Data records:
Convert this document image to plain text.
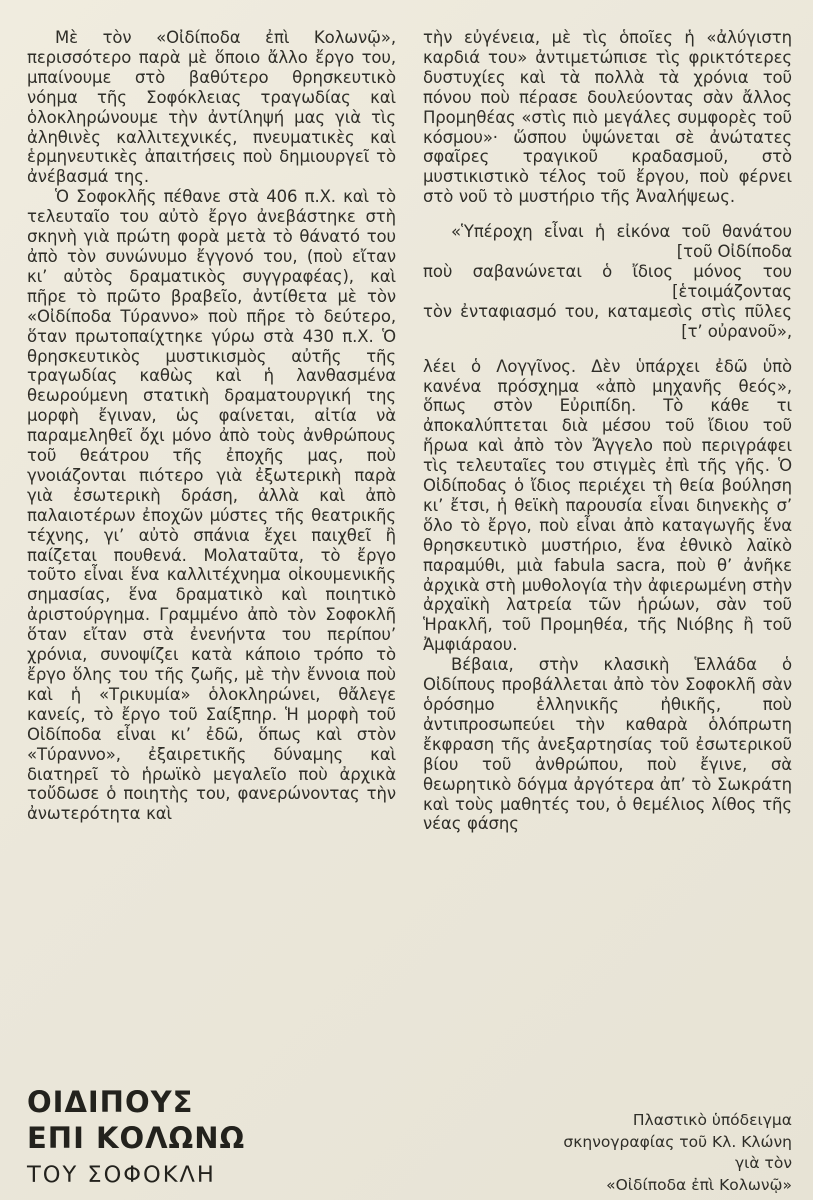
Μὲ τὸν «Οἰδίποδα ἐπὶ Κολωνῷ», περισσότερο παρὰ μὲ ὅποιο ἄλλο ἔργο του, μπαίνουμε στὸ βαθύτερο θρησκευτικὸ νόημα τῆς Σοφόκλειας τραγωδίας καὶ ὁλοκληρώνουμε τὴν ἀντίληψή μας γιὰ τὶς ἀληθινὲς καλλιτεχνικές, πνευματικὲς καὶ ἑρμηνευτικὲς ἀπαιτήσεις ποὺ δημιουργεῖ τὸ ἀνέβασμά της.

Ὁ Σοφοκλῆς πέθανε στὰ 406 π.Χ. καὶ τὸ τελευταῖο του αὐτὸ ἔργο ἀνεβάστηκε στὴ σκηνὴ γιὰ πρώτη φορὰ μετὰ τὸ θάνατό του ἀπὸ τὸν συνώνυμο ἔγγονό του, (ποὺ εἴταν κι’ αὐτὸς δραματικὸς συγγραφέας), καὶ πῆρε τὸ πρῶτο βραβεῖο, ἀντίθετα μὲ τὸν «Οἰδίποδα Τύραννο» ποὺ πῆρε τὸ δεύτερο, ὅταν πρωτοπαίχτηκε γύρω στὰ 430 π.Χ. Ὁ θρησκευτικὸς μυστικισμὸς αὐτῆς τῆς τραγωδίας καθὼς καὶ ἡ λανθασμένα θεωρούμενη στατικὴ δραματουργική της μορφὴ ἔγιναν, ὡς φαίνεται, αἰτία νὰ παραμεληθεῖ ὄχι μόνο ἀπὸ τοὺς ἀνθρώπους τοῦ θεάτρου τῆς ἐποχῆς μας, ποὺ γνοιάζονται πιότερο γιὰ ἐξωτερικὴ παρὰ γιὰ ἐσωτερικὴ δράση, ἀλλὰ καὶ ἀπὸ παλαιοτέρων ἐποχῶν μύστες τῆς θεατρικῆς τέχνης, γι’ αὐτὸ σπάνια ἔχει παιχθεῖ ἢ παίζεται πουθενά. Μολαταῦτα, τὸ ἔργο τοῦτο εἶναι ἕνα καλλιτέχνημα οἰκουμενικῆς σημασίας, ἕνα δραματικὸ καὶ ποιητικὸ ἀριστούργημα. Γραμμένο ἀπὸ τὸν Σοφοκλῆ ὅταν εἴταν στὰ ἐνενήντα του περίπου’ χρόνια, συνοψίζει κατὰ κάποιο τρόπο τὸ ἔργο ὅλης του τῆς ζωῆς, μὲ τὴν ἔννοια ποὺ καὶ ἡ «Τρικυμία» ὁλοκληρώνει, θἄλεγε κανείς, τὸ ἔργο τοῦ Σαίξπηρ. Ἡ μορφὴ τοῦ Οἰδίποδα εἶναι κι’ ἐδῶ, ὅπως καὶ στὸν «Τύραννο», ἐξαιρετικῆς δύναμης καὶ διατηρεῖ τὸ ἡρωϊκὸ μεγαλεῖο ποὺ ἀρχικὰ τοὔδωσε ὁ ποιητὴς του, φανερώνοντας τὴν ἀνωτερότητα καὶ

τὴν εὐγένεια, μὲ τὶς ὁποῖες ἡ «ἀλύγιστη καρδιά του» ἀντιμετώπισε τὶς φρικτότερες δυστυχίες καὶ τὰ πολλὰ τὰ χρόνια τοῦ πόνου ποὺ πέρασε δουλεύοντας σὰν ἄλλος Προμηθέας «στὶς πιὸ μεγάλες συμφορὲς τοῦ κόσμου»· ὥσπου ὑψώνεται σὲ ἀνώτατες σφαῖρες τραγικοῦ κραδασμοῦ, στὸ μυστικιστικὸ τέλος τοῦ ἔργου, ποὺ φέρνει στὸ νοῦ τὸ μυστήριο τῆς Ἀναλήψεως.

«Ὑπέροχη εἶναι ἡ εἰκόνα τοῦ θανάτου
[τοῦ Οἰδίποδα
ποὺ σαβανώνεται ὁ ἴδιος μόνος του
[ἑτοιμάζοντας
τὸν ἐνταφιασμό του, καταμεσὶς στὶς πῦλες
[τ’ οὐρανοῦ»,

λέει ὁ Λογγῖνος. Δὲν ὑπάρχει ἐδῶ ὑπὸ κανένα πρόσχημα «ἀπὸ μηχανῆς θεός», ὅπως στὸν Εὐριπίδη. Τὸ κάθε τι ἀποκαλύπτεται διὰ μέσου τοῦ ἴδιου τοῦ ἥρωα καὶ ἀπὸ τὸν Ἄγγελο ποὺ περιγράφει τὶς τελευταῖες του στιγμὲς ἐπὶ τῆς γῆς. Ὁ Οἰδίποδας ὁ ἴδιος περιέχει τὴ θεία βούληση κι’ ἔτσι, ἡ θεϊκὴ παρουσία εἶναι διηνεκὴς σ’ ὅλο τὸ ἔργο, ποὺ εἶναι ἀπὸ καταγωγῆς ἕνα θρησκευτικὸ μυστήριο, ἕνα ἐθνικὸ λαϊκὸ παραμύθι, μιὰ fabula sacra, ποὺ θ’ ἀνῆκε ἀρχικὰ στὴ μυθολογία τὴν ἀφιερωμένη στὴν ἀρχαϊκὴ λατρεία τῶν ἡρώων, σὰν τοῦ Ἡρακλῆ, τοῦ Προμηθέα, τῆς Νιόβης ἢ τοῦ Ἀμφιάραου.

Βέβαια, στὴν κλασικὴ Ἑλλάδα ὁ Οἰδίπους προβάλλεται ἀπὸ τὸν Σοφοκλῆ σὰν ὁρόσημο ἑλληνικῆς ἠθικῆς, ποὺ ἀντιπροσωπεύει τὴν καθαρὰ ὁλόπρωτη ἔκφραση τῆς ἀνεξαρτησίας τοῦ ἐσωτερικοῦ βίου τοῦ ἀνθρώπου, ποὺ ἔγινε, σὰ θεωρητικὸ δόγμα ἀργότερα ἀπ’ τὸ Σωκράτη καὶ τοὺς μαθητές του, ὁ θεμέλιος λίθος τῆς νέας φάσης

ΟΙΔΙΠΟΥΣ
ΕΠΙ ΚΟΛΩΝΩ
ΤΟΥ ΣΟΦΟΚΛΗ
Πλαστικὸ ὑπόδειγμα
σκηνογραφίας τοῦ Κλ. Κλώνη
γιὰ τὸν
«Οἰδίποδα ἐπὶ Κολωνῷ»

Instruction:
Strip out the pictures and quote the remaining data word for word.

Exercise result:
Convert this document image to plain text.
Μὲ τὸν «Οἰδίποδα ἐπὶ Κολωνῷ», περισσότερο παρὰ μὲ ὅποιο ἄλλο ἔργο του, μπαίνουμε στὸ βαθύτερο θρησκευτικὸ νόημα τῆς Σοφόκλειας τραγωδίας καὶ ὁλοκληρώνουμε τὴν ἀντίληψή μας γιὰ τὶς ἀληθινὲς καλλιτεχνικές, πνευματικὲς καὶ ἑρμηνευτικὲς ἀπαιτήσεις ποὺ δημιουργεῖ τὸ ἀνέβασμά της.

Ὁ Σοφοκλῆς πέθανε στὰ 406 π.Χ. καὶ τὸ τελευταῖο του αὐτὸ ἔργο ἀνεβάστηκε στὴ σκηνὴ γιὰ πρώτη φορὰ μετὰ τὸ θάνατό του ἀπὸ τὸν συνώνυμο ἔγγονό του, (ποὺ εἴταν κι’ αὐτὸς δραματικὸς συγγραφέας), καὶ πῆρε τὸ πρῶτο βραβεῖο, ἀντίθετα μὲ τὸν «Οἰδίποδα Τύραννο» ποὺ πῆρε τὸ δεύτερο, ὅταν πρωτοπαίχτηκε γύρω στὰ 430 π.Χ. Ὁ θρησκευτικὸς μυστικισμὸς αὐτῆς τῆς τραγωδίας καθὼς καὶ ἡ λανθασμένα θεωρούμενη στατικὴ δραματουργική της μορφὴ ἔγιναν, ὡς φαίνεται, αἰτία νὰ παραμεληθεῖ ὄχι μόνο ἀπὸ τοὺς ἀνθρώπους τοῦ θεάτρου τῆς ἐποχῆς μας, ποὺ γνοιάζονται πιότερο γιὰ ἐξωτερικὴ παρὰ γιὰ ἐσωτερικὴ δράση, ἀλλὰ καὶ ἀπὸ παλαιοτέρων ἐποχῶν μύστες τῆς θεατρικῆς τέχνης, γι’ αὐτὸ σπάνια ἔχει παιχθεῖ ἢ παίζεται πουθενά. Μολαταῦτα, τὸ ἔργο τοῦτο εἶναι ἕνα καλλιτέχνημα οἰκουμενικῆς σημασίας, ἕνα δραματικὸ καὶ ποιητικὸ ἀριστούργημα. Γραμμένο ἀπὸ τὸν Σοφοκλῆ ὅταν εἴταν στὰ ἐνενήντα του περίπου’ χρόνια, συνοψίζει κατὰ κάποιο τρόπο τὸ ἔργο ὅλης του τῆς ζωῆς, μὲ τὴν ἔννοια ποὺ καὶ ἡ «Τρικυμία» ὁλοκληρώνει, θἄλεγε κανείς, τὸ ἔργο τοῦ Σαίξπηρ. Ἡ μορφὴ τοῦ Οἰδίποδα εἶναι κι’ ἐδῶ, ὅπως καὶ στὸν «Τύραννο», ἐξαιρετικῆς δύναμης καὶ διατηρεῖ τὸ ἡρωϊκὸ μεγαλεῖο ποὺ ἀρχικὰ τοὔδωσε ὁ ποιητὴς του, φανερώνοντας τὴν ἀνωτερότητα καὶ

τὴν εὐγένεια, μὲ τὶς ὁποῖες ἡ «ἀλύγιστη καρδιά του» ἀντιμετώπισε τὶς φρικτότερες δυστυχίες καὶ τὰ πολλὰ τὰ χρόνια τοῦ πόνου ποὺ πέρασε δουλεύοντας σὰν ἄλλος Προμηθέας «στὶς πιὸ μεγάλες συμφορὲς τοῦ κόσμου»· ὥσπου ὑψώνεται σὲ ἀνώτατες σφαῖρες τραγικοῦ κραδασμοῦ, στὸ μυστικιστικὸ τέλος τοῦ ἔργου, ποὺ φέρνει στὸ νοῦ τὸ μυστήριο τῆς Ἀναλήψεως.

«Ὑπέροχη εἶναι ἡ εἰκόνα τοῦ θανάτου
[τοῦ Οἰδίποδα
ποὺ σαβανώνεται ὁ ἴδιος μόνος του
[ἑτοιμάζοντας
τὸν ἐνταφιασμό του, καταμεσὶς στὶς πῦλες
[τ’ οὐρανοῦ»,

λέει ὁ Λογγῖνος. Δὲν ὑπάρχει ἐδῶ ὑπὸ κανένα πρόσχημα «ἀπὸ μηχανῆς θεός», ὅπως στὸν Εὐριπίδη. Τὸ κάθε τι ἀποκαλύπτεται διὰ μέσου τοῦ ἴδιου τοῦ ἥρωα καὶ ἀπὸ τὸν Ἄγγελο ποὺ περιγράφει τὶς τελευταῖες του στιγμὲς ἐπὶ τῆς γῆς. Ὁ Οἰδίποδας ὁ ἴδιος περιέχει τὴ θεία βούληση κι’ ἔτσι, ἡ θεϊκὴ παρουσία εἶναι διηνεκὴς σ’ ὅλο τὸ ἔργο, ποὺ εἶναι ἀπὸ καταγωγῆς ἕνα θρησκευτικὸ μυστήριο, ἕνα ἐθνικὸ λαϊκὸ παραμύθι, μιὰ fabula sacra, ποὺ θ’ ἀνῆκε ἀρχικὰ στὴ μυθολογία τὴν ἀφιερωμένη στὴν ἀρχαϊκὴ λατρεία τῶν ἡρώων, σὰν τοῦ Ἡρακλῆ, τοῦ Προμηθέα, τῆς Νιόβης ἢ τοῦ Ἀμφιάραου.

Βέβαια, στὴν κλασικὴ Ἑλλάδα ὁ Οἰδίπους προβάλλεται ἀπὸ τὸν Σοφοκλῆ σὰν ὁρόσημο ἑλληνικῆς ἠθικῆς, ποὺ ἀντιπροσωπεύει τὴν καθαρὰ ὁλόπρωτη ἔκφραση τῆς ἀνεξαρτησίας τοῦ ἐσωτερικοῦ βίου τοῦ ἀνθρώπου, ποὺ ἔγινε, σὰ θεωρητικὸ δόγμα ἀργότερα ἀπ’ τὸ Σωκράτη καὶ τοὺς μαθητές του, ὁ θεμέλιος λίθος τῆς νέας φάσης

ΟΙΔΙΠΟΥΣ
ΕΠΙ ΚΟΛΩΝΩ
ΤΟΥ ΣΟΦΟΚΛΗ
Πλαστικὸ ὑπόδειγμα
σκηνογραφίας τοῦ Κλ. Κλώνη
γιὰ τὸν
«Οἰδίποδα ἐπὶ Κολωνῷ»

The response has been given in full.